**Short task:**
State only the number of lines that contain the string "selling".

[Dataset entries]
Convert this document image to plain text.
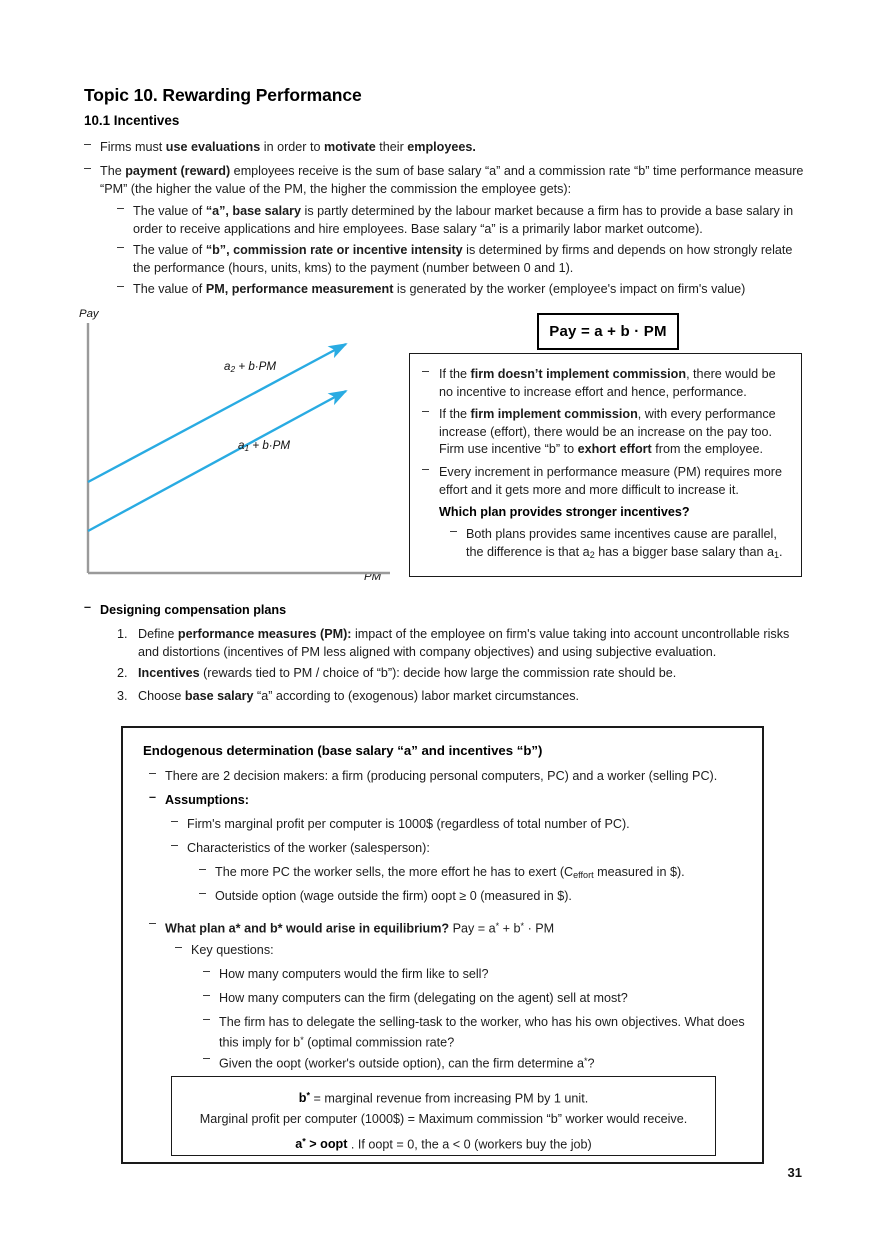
Topic 10. Rewarding Performance
10.1 Incentives
– Firms must use evaluations in order to motivate their employees.
– The payment (reward) employees receive is the sum of base salary “a” and a commission rate “b” time performance measure “PM” (the higher the value of the PM, the higher the commission the employee gets):
– The value of “a”, base salary is partly determined by the labour market because a firm has to provide a base salary in order to receive applications and hire employees. Base salary “a” is a primarily labor market outcome).
– The value of “b”, commission rate or incentive intensity is determined by firms and depends on how strongly relate the performance (hours, units, kms) to the payment (number between 0 and 1).
– The value of PM, performance measurement is generated by the worker (employee's impact on firm's value)
Pay
PM
$a_2 + b\cdot PM$
$a_1 + b\cdot PM$
Pay = a + b · PM
– If the firm doesn’t implement commission, there would be no incentive to increase effort and hence, performance.
– If the firm implement commission, with every performance increase (effort), there would be an increase on the pay too. Firm use incentive “b” to exhort effort from the employee.
– Every increment in performance measure (PM) requires more effort and it gets more and more difficult to increase it.
Which plan provides stronger incentives?
– Both plans provides same incentives cause are parallel, the difference is that $a_2$ has a bigger base salary than $a_1$.
– Designing compensation plans
1. Define performance measures (PM): impact of the employee on firm's value taking into account uncontrollable risks and distortions (incentives of PM less aligned with company objectives) and using subjective evaluation.
2. Incentives (rewards tied to PM / choice of “b”): decide how large the commission rate should be.
3. Choose base salary “a” according to (exogenous) labor market circumstances.
Endogenous determination (base salary “a” and incentives “b”)
– There are 2 decision makers: a firm (producing personal computers, PC) and a worker (selling PC).
– Assumptions:
– Firm's marginal profit per computer is 1000$ (regardless of total number of PC).
– Characteristics of the worker (salesperson):
– The more PC the worker sells, the more effort he has to exert ($C_{effort}$ measured in $).
– Outside option (wage outside the firm) oopt ≥ 0 (measured in $).
– What plan a* and b* would arise in equilibrium? Pay = a* + b* · PM
– Key questions:
– How many computers would the firm like to sell?
– How many computers can the firm (delegating on the agent) sell at most?
– The firm has to delegate the selling-task to the worker, who has his own objectives. What does this imply for b* (optimal commission rate?
– Given the oopt (worker's outside option), can the firm determine a*?
b* = marginal revenue from increasing PM by 1 unit.
Marginal profit per computer (1000$) = Maximum commission “b” worker would receive.
a* > oopt . If oopt = 0, the a < 0 (workers buy the job)
31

**Task result:**
2